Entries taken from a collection
*-*-*

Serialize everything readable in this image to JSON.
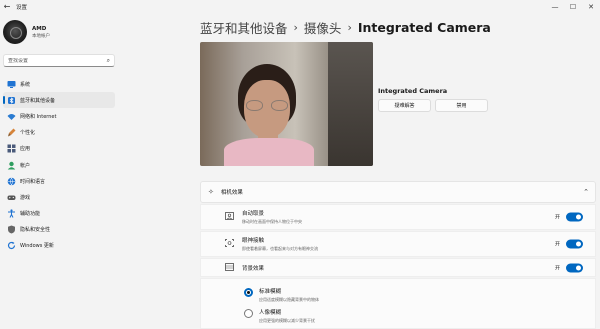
{
  "window": {
    "back_glyph": "←",
    "title": "设置",
    "controls": [
      "—",
      "☐",
      "✕"
    ]
  },
  "profile": {
    "name": "AMD",
    "account_type": "本地帐户"
  },
  "search": {
    "placeholder": "查找设置"
  },
  "sidebar": {
    "items": [
      {
        "label": "系统",
        "icon": "monitor-icon",
        "color": "#1f73d2"
      },
      {
        "label": "蓝牙和其他设备",
        "icon": "bluetooth-icon",
        "color": "#1f73d2",
        "active": true
      },
      {
        "label": "网络和 Internet",
        "icon": "network-icon",
        "color": "#2a7bd1"
      },
      {
        "label": "个性化",
        "icon": "brush-icon",
        "color": "#d6843a"
      },
      {
        "label": "应用",
        "icon": "apps-icon",
        "color": "#4a5a7a"
      },
      {
        "label": "帐户",
        "icon": "account-icon",
        "color": "#2e9d5f"
      },
      {
        "label": "时间和语言",
        "icon": "globe-icon",
        "color": "#1f73d2"
      },
      {
        "label": "游戏",
        "icon": "gamepad-icon",
        "color": "#555555"
      },
      {
        "label": "辅助功能",
        "icon": "accessibility-icon",
        "color": "#1f73d2"
      },
      {
        "label": "隐私和安全性",
        "icon": "shield-icon",
        "color": "#666666"
      },
      {
        "label": "Windows 更新",
        "icon": "update-icon",
        "color": "#1f73d2"
      }
    ]
  },
  "breadcrumb": {
    "items": [
      "蓝牙和其他设备",
      "摄像头"
    ],
    "separator": "›",
    "current": "Integrated Camera"
  },
  "camera": {
    "name": "Integrated Camera",
    "troubleshoot_label": "疑难解答",
    "disable_label": "禁用"
  },
  "effects": {
    "title": "相机效果",
    "icon": "sparkle-icon",
    "expanded": true,
    "rows": [
      {
        "title": "自动取景",
        "description": "移动时在画面中保持人物位于中央",
        "toggle_label": "开",
        "on": true,
        "icon": "frame-icon"
      },
      {
        "title": "眼神接触",
        "description": "即使看着屏幕，也看起来与对方有眼神交流",
        "toggle_label": "开",
        "on": true,
        "icon": "eye-contact-icon"
      },
      {
        "title": "背景效果",
        "description": "",
        "toggle_label": "开",
        "on": true,
        "icon": "background-icon"
      }
    ],
    "background_options": [
      {
        "title": "标准模糊",
        "description": "应用适度模糊以隐藏背景中的物体",
        "checked": true
      },
      {
        "title": "人像模糊",
        "description": "应用更强的模糊以减少背景干扰",
        "checked": false
      }
    ]
  },
  "colors": {
    "accent": "#0067c0",
    "background": "#f3f3f3",
    "card": "#fbfbfb"
  }
}
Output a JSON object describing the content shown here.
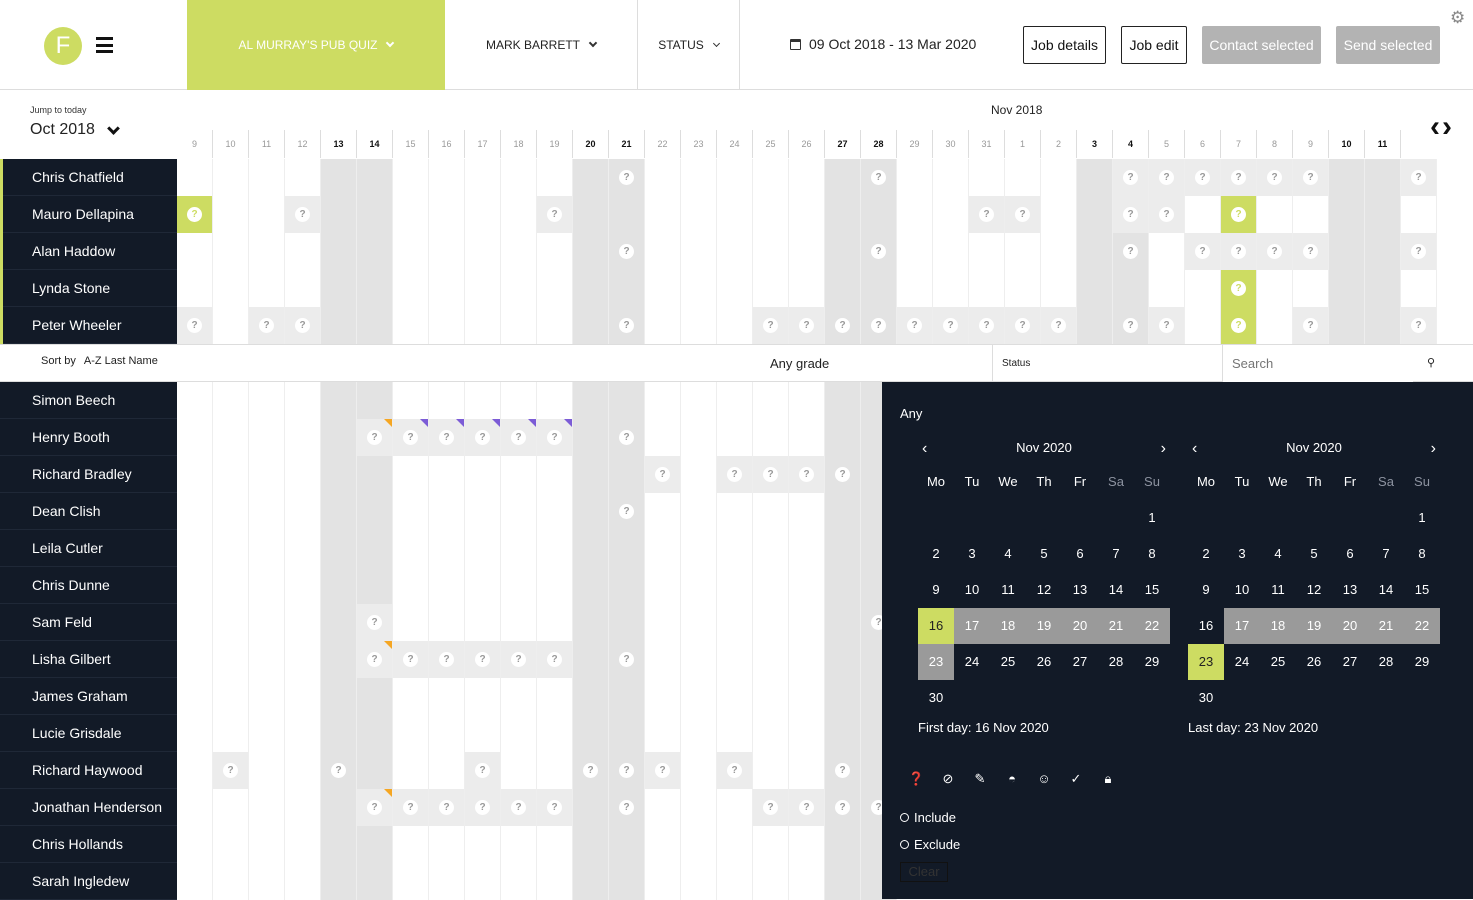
{
  "header": {
    "logo_letter": "F",
    "quiz": "AL MURRAY'S PUB QUIZ",
    "person": "MARK BARRETT",
    "status": "STATUS",
    "date_range": "09 Oct 2018 - 13 Mar 2020",
    "buttons": {
      "job_details": "Job details",
      "job_edit": "Job edit",
      "contact_selected": "Contact selected",
      "send_selected": "Send selected"
    },
    "accent": "#cddc62"
  },
  "jump": {
    "label": "Jump to today",
    "month": "Oct 2018"
  },
  "timeline": {
    "month_label": "Nov 2018",
    "days": [
      "9",
      "10",
      "11",
      "12",
      "13",
      "14",
      "15",
      "16",
      "17",
      "18",
      "19",
      "20",
      "21",
      "22",
      "23",
      "24",
      "25",
      "26",
      "27",
      "28",
      "29",
      "30",
      "31",
      "1",
      "2",
      "3",
      "4",
      "5",
      "6",
      "7",
      "8",
      "9",
      "10",
      "11"
    ]
  },
  "top_people": [
    "Chris Chatfield",
    "Mauro Dellapina",
    "Alan Haddow",
    "Lynda Stone",
    "Peter Wheeler"
  ],
  "sortbar": {
    "sort_label": "Sort by",
    "sort_value": "A-Z Last Name",
    "grade": "Any grade",
    "status": "Status",
    "search_placeholder": "Search"
  },
  "bottom_people": [
    "Simon Beech",
    "Henry Booth",
    "Richard Bradley",
    "Dean Clish",
    "Leila Cutler",
    "Chris Dunne",
    "Sam Feld",
    "Lisha Gilbert",
    "James Graham",
    "Lucie Grisdale",
    "Richard Haywood",
    "Jonathan Henderson",
    "Chris Hollands",
    "Sarah Ingledew"
  ],
  "panel": {
    "any": "Any",
    "weekdays": [
      "Mo",
      "Tu",
      "We",
      "Th",
      "Fr",
      "Sa",
      "Su"
    ],
    "left_cal": {
      "month": "Nov 2020",
      "first_day_label": "First day: 16 Nov 2020"
    },
    "right_cal": {
      "month": "Nov 2020",
      "last_day_label": "Last day: 23 Nov 2020"
    },
    "include": "Include",
    "exclude": "Exclude",
    "clear": "Clear",
    "icons": [
      "help-icon",
      "block-icon",
      "pencil-icon",
      "face-icon",
      "smile-icon",
      "check-icon",
      "lock-icon"
    ]
  }
}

*-*-*

#### [YOUR TASK]
Print all the records again exactly; do not include any picture.

#### [THE OUTPUT]
Serialize everything readable in this image to JSON.
{
  "window": {
    "back_glyph": "←",
    "title": "设置",
    "controls": [
      "—",
      "☐",
      "✕"
    ]
  },
  "profile": {
    "name": "AMD",
    "account_type": "本地帐户"
  },
  "search": {
    "placeholder": "查找设置"
  },
  "sidebar": {
    "items": [
      {
        "label": "系统",
        "icon": "monitor-icon",
        "color": "#1f73d2"
      },
      {
        "label": "蓝牙和其他设备",
        "icon": "bluetooth-icon",
        "color": "#1f73d2",
        "active": true
      },
      {
        "label": "网络和 Internet",
        "icon": "network-icon",
        "color": "#2a7bd1"
      },
      {
        "label": "个性化",
        "icon": "brush-icon",
        "color": "#d6843a"
      },
      {
        "label": "应用",
        "icon": "apps-icon",
        "color": "#4a5a7a"
      },
      {
        "label": "帐户",
        "icon": "account-icon",
        "color": "#2e9d5f"
      },
      {
        "label": "时间和语言",
        "icon": "globe-icon",
        "color": "#1f73d2"
      },
      {
        "label": "游戏",
        "icon": "gamepad-icon",
        "color": "#555555"
      },
      {
        "label": "辅助功能",
        "icon": "accessibility-icon",
        "color": "#1f73d2"
      },
      {
        "label": "隐私和安全性",
        "icon": "shield-icon",
        "color": "#666666"
      },
      {
        "label": "Windows 更新",
        "icon": "update-icon",
        "color": "#1f73d2"
      }
    ]
  },
  "breadcrumb": {
    "items": [
      "蓝牙和其他设备",
      "摄像头"
    ],
    "separator": "›",
    "current": "Integrated Camera"
  },
  "camera": {
    "name": "Integrated Camera",
    "troubleshoot_label": "疑难解答",
    "disable_label": "禁用"
  },
  "effects": {
    "title": "相机效果",
    "icon": "sparkle-icon",
    "expanded": true,
    "rows": [
      {
        "title": "自动取景",
        "description": "移动时在画面中保持人物位于中央",
        "toggle_label": "开",
        "on": true,
        "icon": "frame-icon"
      },
      {
        "title": "眼神接触",
        "description": "即使看着屏幕，也看起来与对方有眼神交流",
        "toggle_label": "开",
        "on": true,
        "icon": "eye-contact-icon"
      },
      {
        "title": "背景效果",
        "description": "",
        "toggle_label": "开",
        "on": true,
        "icon": "background-icon"
      }
    ],
    "background_options": [
      {
        "title": "标准模糊",
        "description": "应用适度模糊以隐藏背景中的物体",
        "checked": true
      },
      {
        "title": "人像模糊",
        "description": "应用更强的模糊以减少背景干扰",
        "checked": false
      }
    ]
  },
  "colors": {
    "accent": "#0067c0",
    "background": "#f3f3f3",
    "card": "#fbfbfb"
  }
}
Output a JSON object describing the content shown here.
{
  "header": {
    "logo_letter": "F",
    "quiz": "AL MURRAY'S PUB QUIZ",
    "person": "MARK BARRETT",
    "status": "STATUS",
    "date_range": "09 Oct 2018 - 13 Mar 2020",
    "buttons": {
      "job_details": "Job details",
      "job_edit": "Job edit",
      "contact_selected": "Contact selected",
      "send_selected": "Send selected"
    },
    "accent": "#cddc62"
  },
  "jump": {
    "label": "Jump to today",
    "month": "Oct 2018"
  },
  "timeline": {
    "month_label": "Nov 2018",
    "days": [
      "9",
      "10",
      "11",
      "12",
      "13",
      "14",
      "15",
      "16",
      "17",
      "18",
      "19",
      "20",
      "21",
      "22",
      "23",
      "24",
      "25",
      "26",
      "27",
      "28",
      "29",
      "30",
      "31",
      "1",
      "2",
      "3",
      "4",
      "5",
      "6",
      "7",
      "8",
      "9",
      "10",
      "11"
    ]
  },
  "top_people": [
    "Chris Chatfield",
    "Mauro Dellapina",
    "Alan Haddow",
    "Lynda Stone",
    "Peter Wheeler"
  ],
  "sortbar": {
    "sort_label": "Sort by",
    "sort_value": "A-Z Last Name",
    "grade": "Any grade",
    "status": "Status",
    "search_placeholder": "Search"
  },
  "bottom_people": [
    "Simon Beech",
    "Henry Booth",
    "Richard Bradley",
    "Dean Clish",
    "Leila Cutler",
    "Chris Dunne",
    "Sam Feld",
    "Lisha Gilbert",
    "James Graham",
    "Lucie Grisdale",
    "Richard Haywood",
    "Jonathan Henderson",
    "Chris Hollands",
    "Sarah Ingledew"
  ],
  "panel": {
    "any": "Any",
    "weekdays": [
      "Mo",
      "Tu",
      "We",
      "Th",
      "Fr",
      "Sa",
      "Su"
    ],
    "left_cal": {
      "month": "Nov 2020",
      "first_day_label": "First day: 16 Nov 2020"
    },
    "right_cal": {
      "month": "Nov 2020",
      "last_day_label": "Last day: 23 Nov 2020"
    },
    "include": "Include",
    "exclude": "Exclude",
    "clear": "Clear",
    "icons": [
      "help-icon",
      "block-icon",
      "pencil-icon",
      "face-icon",
      "smile-icon",
      "check-icon",
      "lock-icon"
    ]
  }
}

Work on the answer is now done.